Task to complete |
Write out the records below word for word, please.

Collected data:
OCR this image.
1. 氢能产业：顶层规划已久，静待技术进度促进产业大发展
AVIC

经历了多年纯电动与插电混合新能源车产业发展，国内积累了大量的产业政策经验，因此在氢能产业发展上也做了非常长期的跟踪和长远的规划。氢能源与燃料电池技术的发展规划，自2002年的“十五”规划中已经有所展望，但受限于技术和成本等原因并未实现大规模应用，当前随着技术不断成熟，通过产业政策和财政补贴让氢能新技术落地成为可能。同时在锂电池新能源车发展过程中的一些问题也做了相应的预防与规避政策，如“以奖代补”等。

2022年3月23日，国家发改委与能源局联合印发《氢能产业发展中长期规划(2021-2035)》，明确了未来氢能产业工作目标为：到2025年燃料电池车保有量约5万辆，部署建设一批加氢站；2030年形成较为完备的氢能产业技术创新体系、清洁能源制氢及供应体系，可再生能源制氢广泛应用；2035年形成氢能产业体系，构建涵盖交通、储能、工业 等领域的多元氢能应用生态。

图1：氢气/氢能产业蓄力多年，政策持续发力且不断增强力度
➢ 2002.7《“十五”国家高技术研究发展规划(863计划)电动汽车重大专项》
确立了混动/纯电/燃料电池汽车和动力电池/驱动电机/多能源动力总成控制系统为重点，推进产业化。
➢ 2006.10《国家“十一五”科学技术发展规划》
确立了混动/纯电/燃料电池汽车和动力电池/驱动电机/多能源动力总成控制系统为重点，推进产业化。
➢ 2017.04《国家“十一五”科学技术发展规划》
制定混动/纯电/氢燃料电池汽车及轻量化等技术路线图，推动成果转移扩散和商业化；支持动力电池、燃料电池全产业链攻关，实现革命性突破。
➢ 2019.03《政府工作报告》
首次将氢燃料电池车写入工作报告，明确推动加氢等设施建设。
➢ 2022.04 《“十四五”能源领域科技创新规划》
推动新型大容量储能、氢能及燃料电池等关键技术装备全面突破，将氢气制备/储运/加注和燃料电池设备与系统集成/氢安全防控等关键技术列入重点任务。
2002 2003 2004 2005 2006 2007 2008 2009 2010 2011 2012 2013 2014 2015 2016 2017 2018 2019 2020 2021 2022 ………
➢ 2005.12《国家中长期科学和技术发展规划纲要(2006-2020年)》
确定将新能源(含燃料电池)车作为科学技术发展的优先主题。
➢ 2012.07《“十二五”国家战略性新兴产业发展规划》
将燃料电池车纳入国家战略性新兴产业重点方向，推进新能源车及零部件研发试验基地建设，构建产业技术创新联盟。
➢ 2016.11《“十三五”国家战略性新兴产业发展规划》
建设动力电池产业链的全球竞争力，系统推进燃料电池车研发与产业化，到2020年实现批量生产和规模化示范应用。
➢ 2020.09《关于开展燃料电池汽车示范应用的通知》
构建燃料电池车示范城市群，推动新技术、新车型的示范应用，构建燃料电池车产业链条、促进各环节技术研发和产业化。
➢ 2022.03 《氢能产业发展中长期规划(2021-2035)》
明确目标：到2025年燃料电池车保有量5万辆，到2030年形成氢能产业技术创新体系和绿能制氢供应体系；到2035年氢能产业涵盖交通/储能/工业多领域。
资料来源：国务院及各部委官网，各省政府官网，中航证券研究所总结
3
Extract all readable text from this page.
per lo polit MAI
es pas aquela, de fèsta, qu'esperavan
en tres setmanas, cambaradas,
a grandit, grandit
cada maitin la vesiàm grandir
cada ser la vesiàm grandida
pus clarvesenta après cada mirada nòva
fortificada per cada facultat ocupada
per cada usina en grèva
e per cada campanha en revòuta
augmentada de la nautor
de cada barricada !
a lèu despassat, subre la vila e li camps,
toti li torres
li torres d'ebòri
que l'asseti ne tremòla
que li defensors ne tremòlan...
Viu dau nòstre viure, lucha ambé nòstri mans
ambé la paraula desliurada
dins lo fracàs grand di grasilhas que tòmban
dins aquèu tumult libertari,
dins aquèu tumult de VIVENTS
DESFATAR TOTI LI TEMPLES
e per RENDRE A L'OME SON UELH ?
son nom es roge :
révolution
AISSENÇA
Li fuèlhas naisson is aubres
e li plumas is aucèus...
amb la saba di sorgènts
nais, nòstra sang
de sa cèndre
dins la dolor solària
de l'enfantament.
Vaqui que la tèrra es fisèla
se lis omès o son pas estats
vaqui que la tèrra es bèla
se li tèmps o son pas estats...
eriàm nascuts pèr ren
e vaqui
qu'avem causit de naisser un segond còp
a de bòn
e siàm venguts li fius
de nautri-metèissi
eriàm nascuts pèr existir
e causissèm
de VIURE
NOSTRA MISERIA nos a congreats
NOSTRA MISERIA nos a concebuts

Solution for this task |
OCR this image.
1. 氢能产业：顶层规划已久，静待技术进度促进产业大发展
AVIC

经历了多年纯电动与插电混合新能源车产业发展，国内积累了大量的产业政策经验，因此在氢能产业发展上也做了非常长期的跟踪和长远的规划。氢能源与燃料电池技术的发展规划，自2002年的“十五”规划中已经有所展望，但受限于技术和成本等原因并未实现大规模应用，当前随着技术不断成熟，通过产业政策和财政补贴让氢能新技术落地成为可能。同时在锂电池新能源车发展过程中的一些问题也做了相应的预防与规避政策，如“以奖代补”等。

2022年3月23日，国家发改委与能源局联合印发《氢能产业发展中长期规划(2021-2035)》，明确了未来氢能产业工作目标为：到2025年燃料电池车保有量约5万辆，部署建设一批加氢站；2030年形成较为完备的氢能产业技术创新体系、清洁能源制氢及供应体系，可再生能源制氢广泛应用；2035年形成氢能产业体系，构建涵盖交通、储能、工业 等领域的多元氢能应用生态。

图1：氢气/氢能产业蓄力多年，政策持续发力且不断增强力度
➢ 2002.7《“十五”国家高技术研究发展规划(863计划)电动汽车重大专项》
确立了混动/纯电/燃料电池汽车和动力电池/驱动电机/多能源动力总成控制系统为重点，推进产业化。
➢ 2006.10《国家“十一五”科学技术发展规划》
确立了混动/纯电/燃料电池汽车和动力电池/驱动电机/多能源动力总成控制系统为重点，推进产业化。
➢ 2017.04《国家“十一五”科学技术发展规划》
制定混动/纯电/氢燃料电池汽车及轻量化等技术路线图，推动成果转移扩散和商业化；支持动力电池、燃料电池全产业链攻关，实现革命性突破。
➢ 2019.03《政府工作报告》
首次将氢燃料电池车写入工作报告，明确推动加氢等设施建设。
➢ 2022.04 《“十四五”能源领域科技创新规划》
推动新型大容量储能、氢能及燃料电池等关键技术装备全面突破，将氢气制备/储运/加注和燃料电池设备与系统集成/氢安全防控等关键技术列入重点任务。
2002 2003 2004 2005 2006 2007 2008 2009 2010 2011 2012 2013 2014 2015 2016 2017 2018 2019 2020 2021 2022 ………
➢ 2005.12《国家中长期科学和技术发展规划纲要(2006-2020年)》
确定将新能源(含燃料电池)车作为科学技术发展的优先主题。
➢ 2012.07《“十二五”国家战略性新兴产业发展规划》
将燃料电池车纳入国家战略性新兴产业重点方向，推进新能源车及零部件研发试验基地建设，构建产业技术创新联盟。
➢ 2016.11《“十三五”国家战略性新兴产业发展规划》
建设动力电池产业链的全球竞争力，系统推进燃料电池车研发与产业化，到2020年实现批量生产和规模化示范应用。
➢ 2020.09《关于开展燃料电池汽车示范应用的通知》
构建燃料电池车示范城市群，推动新技术、新车型的示范应用，构建燃料电池车产业链条、促进各环节技术研发和产业化。
➢ 2022.03 《氢能产业发展中长期规划(2021-2035)》
明确目标：到2025年燃料电池车保有量5万辆，到2030年形成氢能产业技术创新体系和绿能制氢供应体系；到2035年氢能产业涵盖交通/储能/工业多领域。
资料来源：国务院及各部委官网，各省政府官网，中航证券研究所总结
3
Extract all readable text from this page.
per lo polit MAI
es pas aquela, de fèsta, qu'esperavan
en tres setmanas, cambaradas,
a grandit, grandit
cada maitin la vesiàm grandir
cada ser la vesiàm grandida
pus clarvesenta après cada mirada nòva
fortificada per cada facultat ocupada
per cada usina en grèva
e per cada campanha en revòuta
augmentada de la nautor
de cada barricada !
a lèu despassat, subre la vila e li camps,
toti li torres
li torres d'ebòri
que l'asseti ne tremòla
que li defensors ne tremòlan...
Viu dau nòstre viure, lucha ambé nòstri mans
ambé la paraula desliurada
dins lo fracàs grand di grasilhas que tòmban
dins aquèu tumult libertari,
dins aquèu tumult de VIVENTS
DESFATAR TOTI LI TEMPLES
e per RENDRE A L'OME SON UELH ?
son nom es roge :
révolution
AISSENÇA
Li fuèlhas naisson is aubres
e li plumas is aucèus...
amb la saba di sorgènts
nais, nòstra sang
de sa cèndre
dins la dolor solària
de l'enfantament.
Vaqui que la tèrra es fisèla
se lis omès o son pas estats
vaqui que la tèrra es bèla
se li tèmps o son pas estats...
eriàm nascuts pèr ren
e vaqui
qu'avem causit de naisser un segond còp
a de bòn
e siàm venguts li fius
de nautri-metèissi
eriàm nascuts pèr existir
e causissèm
de VIURE
NOSTRA MISERIA nos a congreats
NOSTRA MISERIA nos a concebuts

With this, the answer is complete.